DIRECTIONS FOR THIS TASK -
Extract the complete data exactly as given.

(Dataset items)
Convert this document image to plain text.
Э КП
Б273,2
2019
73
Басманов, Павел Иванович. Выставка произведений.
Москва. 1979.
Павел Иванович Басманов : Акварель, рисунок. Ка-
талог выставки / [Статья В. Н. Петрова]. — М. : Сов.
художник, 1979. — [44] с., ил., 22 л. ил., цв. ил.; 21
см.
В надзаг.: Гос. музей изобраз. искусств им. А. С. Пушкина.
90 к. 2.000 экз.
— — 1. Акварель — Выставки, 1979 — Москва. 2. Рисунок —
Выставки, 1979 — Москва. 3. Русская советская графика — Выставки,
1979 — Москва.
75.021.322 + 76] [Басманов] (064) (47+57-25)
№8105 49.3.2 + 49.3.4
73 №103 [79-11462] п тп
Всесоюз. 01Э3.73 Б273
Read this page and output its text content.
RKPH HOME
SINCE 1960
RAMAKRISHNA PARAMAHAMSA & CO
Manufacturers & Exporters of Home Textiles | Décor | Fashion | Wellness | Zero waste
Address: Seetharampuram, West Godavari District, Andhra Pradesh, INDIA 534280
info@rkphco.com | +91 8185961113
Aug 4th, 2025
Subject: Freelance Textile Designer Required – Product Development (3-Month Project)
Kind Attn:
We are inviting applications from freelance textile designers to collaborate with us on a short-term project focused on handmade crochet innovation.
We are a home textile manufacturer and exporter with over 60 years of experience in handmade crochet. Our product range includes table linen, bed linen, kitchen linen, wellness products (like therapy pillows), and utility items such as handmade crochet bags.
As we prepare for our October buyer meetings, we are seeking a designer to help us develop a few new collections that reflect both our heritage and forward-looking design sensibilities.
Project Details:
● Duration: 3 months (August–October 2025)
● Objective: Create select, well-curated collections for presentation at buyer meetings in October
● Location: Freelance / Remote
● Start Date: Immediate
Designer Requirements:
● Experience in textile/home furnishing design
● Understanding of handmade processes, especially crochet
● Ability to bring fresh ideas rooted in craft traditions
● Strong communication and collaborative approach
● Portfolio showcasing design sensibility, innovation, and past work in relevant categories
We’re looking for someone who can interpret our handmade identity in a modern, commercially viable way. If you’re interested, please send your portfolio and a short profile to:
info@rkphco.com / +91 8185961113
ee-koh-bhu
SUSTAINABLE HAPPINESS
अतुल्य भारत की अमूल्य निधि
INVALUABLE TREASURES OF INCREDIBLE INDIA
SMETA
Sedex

EXERCISE SOLUTION -
Convert this document image to plain text.
Э КП
Б273,2
2019
73
Басманов, Павел Иванович. Выставка произведений.
Москва. 1979.
Павел Иванович Басманов : Акварель, рисунок. Ка-
талог выставки / [Статья В. Н. Петрова]. — М. : Сов.
художник, 1979. — [44] с., ил., 22 л. ил., цв. ил.; 21
см.
В надзаг.: Гос. музей изобраз. искусств им. А. С. Пушкина.
90 к. 2.000 экз.
— — 1. Акварель — Выставки, 1979 — Москва. 2. Рисунок —
Выставки, 1979 — Москва. 3. Русская советская графика — Выставки,
1979 — Москва.
75.021.322 + 76] [Басманов] (064) (47+57-25)
№8105 49.3.2 + 49.3.4
73 №103 [79-11462] п тп
Всесоюз. 01Э3.73 Б273
Read this page and output its text content.
RKPH HOME
SINCE 1960
RAMAKRISHNA PARAMAHAMSA & CO
Manufacturers & Exporters of Home Textiles | Décor | Fashion | Wellness | Zero waste
Address: Seetharampuram, West Godavari District, Andhra Pradesh, INDIA 534280
info@rkphco.com | +91 8185961113
Aug 4th, 2025
Subject: Freelance Textile Designer Required – Product Development (3-Month Project)
Kind Attn:
We are inviting applications from freelance textile designers to collaborate with us on a short-term project focused on handmade crochet innovation.
We are a home textile manufacturer and exporter with over 60 years of experience in handmade crochet. Our product range includes table linen, bed linen, kitchen linen, wellness products (like therapy pillows), and utility items such as handmade crochet bags.
As we prepare for our October buyer meetings, we are seeking a designer to help us develop a few new collections that reflect both our heritage and forward-looking design sensibilities.
Project Details:
● Duration: 3 months (August–October 2025)
● Objective: Create select, well-curated collections for presentation at buyer meetings in October
● Location: Freelance / Remote
● Start Date: Immediate
Designer Requirements:
● Experience in textile/home furnishing design
● Understanding of handmade processes, especially crochet
● Ability to bring fresh ideas rooted in craft traditions
● Strong communication and collaborative approach
● Portfolio showcasing design sensibility, innovation, and past work in relevant categories
We’re looking for someone who can interpret our handmade identity in a modern, commercially viable way. If you’re interested, please send your portfolio and a short profile to:
info@rkphco.com / +91 8185961113
ee-koh-bhu
SUSTAINABLE HAPPINESS
अतुल्य भारत की अमूल्य निधि
INVALUABLE TREASURES OF INCREDIBLE INDIA
SMETA
Sedex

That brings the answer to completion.